#### [SUPPLIED DATA]

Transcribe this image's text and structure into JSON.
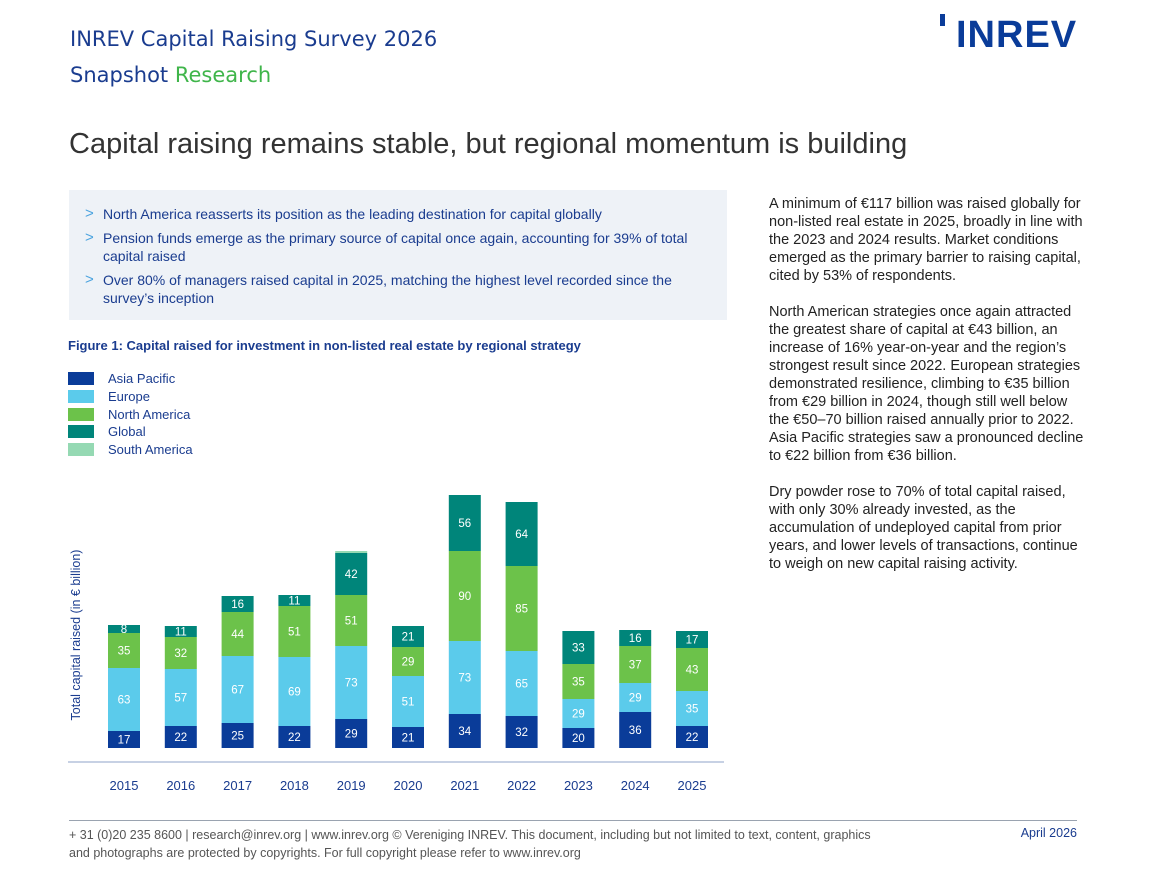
{
  "header": {
    "title": "INREV Capital Raising Survey 2026",
    "subtitle_part1": "Snapshot",
    "subtitle_part2": "Research",
    "logo_text": "INREV"
  },
  "headline": "Capital raising remains stable, but regional momentum is building",
  "summary": {
    "bullets": [
      "North America reasserts its position as the leading destination for capital globally",
      "Pension funds emerge as the primary source of capital once again, accounting for 39% of total capital raised",
      "Over 80% of managers raised capital in 2025, matching the highest level recorded since the survey’s inception"
    ]
  },
  "figure_title": "Figure 1: Capital raised for investment in non-listed real estate by regional strategy",
  "chart_data": {
    "type": "bar",
    "stacked": true,
    "ylabel": "Total capital raised (in € billion)",
    "categories": [
      "2015",
      "2016",
      "2017",
      "2018",
      "2019",
      "2020",
      "2021",
      "2022",
      "2023",
      "2024",
      "2025"
    ],
    "series": [
      {
        "name": "Asia Pacific",
        "color": "#0a3c99",
        "values": [
          17,
          22,
          25,
          22,
          29,
          21,
          34,
          32,
          20,
          36,
          22
        ]
      },
      {
        "name": "Europe",
        "color": "#5bcbeb",
        "values": [
          63,
          57,
          67,
          69,
          73,
          51,
          73,
          65,
          29,
          29,
          35
        ]
      },
      {
        "name": "North America",
        "color": "#6cc24a",
        "values": [
          35,
          32,
          44,
          51,
          51,
          29,
          90,
          85,
          35,
          37,
          43
        ]
      },
      {
        "name": "Global",
        "color": "#00857a",
        "values": [
          8,
          11,
          16,
          11,
          42,
          21,
          56,
          64,
          33,
          16,
          17
        ]
      },
      {
        "name": "South America",
        "color": "#95d9b3",
        "values": [
          0,
          0,
          0,
          0,
          2,
          0,
          0,
          0,
          0,
          0,
          0
        ]
      }
    ],
    "data_labels": true,
    "legend_position": "top-left",
    "grid": false
  },
  "body_text": {
    "paragraphs": [
      "A minimum of €117 billion was raised globally for non-listed real estate in 2025, broadly in line with the 2023 and 2024 results. Market conditions emerged as the primary barrier to raising capital, cited by 53% of respondents.",
      "North American strategies once again attracted the greatest share of capital at €43 billion, an increase of 16% year-on-year and the region’s strongest result since 2022. European strategies demonstrated resilience, climbing to €35 billion from €29 billion in 2024, though still well below the €50–70 billion raised annually prior to 2022. Asia Pacific strategies saw a pronounced decline to €22 billion from €36 billion.",
      "Dry powder rose to 70% of total capital raised, with only 30% already invested, as the accumulation of undeployed capital from prior years, and lower levels of transactions, continue to weigh on new capital raising activity."
    ]
  },
  "footer": {
    "contact": "+ 31 (0)20 235 8600 | research@inrev.org | www.inrev.org  © Vereniging INREV. This document, including but not limited to text, content, graphics and photographs are protected by copyrights. For full copyright please refer to www.inrev.org",
    "date": "April 2026"
  }
}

#### [YOUR TASK]
Repeat every record above exactly, but leave out any pictures.

#### [ANSWER TO THE TASK]
Transcribe this image's text and structure into JSON.
{
  "header": {
    "title": "INREV Capital Raising Survey 2026",
    "subtitle_part1": "Snapshot",
    "subtitle_part2": "Research",
    "logo_text": "INREV"
  },
  "headline": "Capital raising remains stable, but regional momentum is building",
  "summary": {
    "bullets": [
      "North America reasserts its position as the leading destination for capital globally",
      "Pension funds emerge as the primary source of capital once again, accounting for 39% of total capital raised",
      "Over 80% of managers raised capital in 2025, matching the highest level recorded since the survey’s inception"
    ]
  },
  "figure_title": "Figure 1: Capital raised for investment in non-listed real estate by regional strategy",
  "chart_data": {
    "type": "bar",
    "stacked": true,
    "ylabel": "Total capital raised (in € billion)",
    "categories": [
      "2015",
      "2016",
      "2017",
      "2018",
      "2019",
      "2020",
      "2021",
      "2022",
      "2023",
      "2024",
      "2025"
    ],
    "series": [
      {
        "name": "Asia Pacific",
        "color": "#0a3c99",
        "values": [
          17,
          22,
          25,
          22,
          29,
          21,
          34,
          32,
          20,
          36,
          22
        ]
      },
      {
        "name": "Europe",
        "color": "#5bcbeb",
        "values": [
          63,
          57,
          67,
          69,
          73,
          51,
          73,
          65,
          29,
          29,
          35
        ]
      },
      {
        "name": "North America",
        "color": "#6cc24a",
        "values": [
          35,
          32,
          44,
          51,
          51,
          29,
          90,
          85,
          35,
          37,
          43
        ]
      },
      {
        "name": "Global",
        "color": "#00857a",
        "values": [
          8,
          11,
          16,
          11,
          42,
          21,
          56,
          64,
          33,
          16,
          17
        ]
      },
      {
        "name": "South America",
        "color": "#95d9b3",
        "values": [
          0,
          0,
          0,
          0,
          2,
          0,
          0,
          0,
          0,
          0,
          0
        ]
      }
    ],
    "data_labels": true,
    "legend_position": "top-left",
    "grid": false
  },
  "body_text": {
    "paragraphs": [
      "A minimum of €117 billion was raised globally for non-listed real estate in 2025, broadly in line with the 2023 and 2024 results. Market conditions emerged as the primary barrier to raising capital, cited by 53% of respondents.",
      "North American strategies once again attracted the greatest share of capital at €43 billion, an increase of 16% year-on-year and the region’s strongest result since 2022. European strategies demonstrated resilience, climbing to €35 billion from €29 billion in 2024, though still well below the €50–70 billion raised annually prior to 2022. Asia Pacific strategies saw a pronounced decline to €22 billion from €36 billion.",
      "Dry powder rose to 70% of total capital raised, with only 30% already invested, as the accumulation of undeployed capital from prior years, and lower levels of transactions, continue to weigh on new capital raising activity."
    ]
  },
  "footer": {
    "contact": "+ 31 (0)20 235 8600 | research@inrev.org | www.inrev.org  © Vereniging INREV. This document, including but not limited to text, content, graphics and photographs are protected by copyrights. For full copyright please refer to www.inrev.org",
    "date": "April 2026"
  }
}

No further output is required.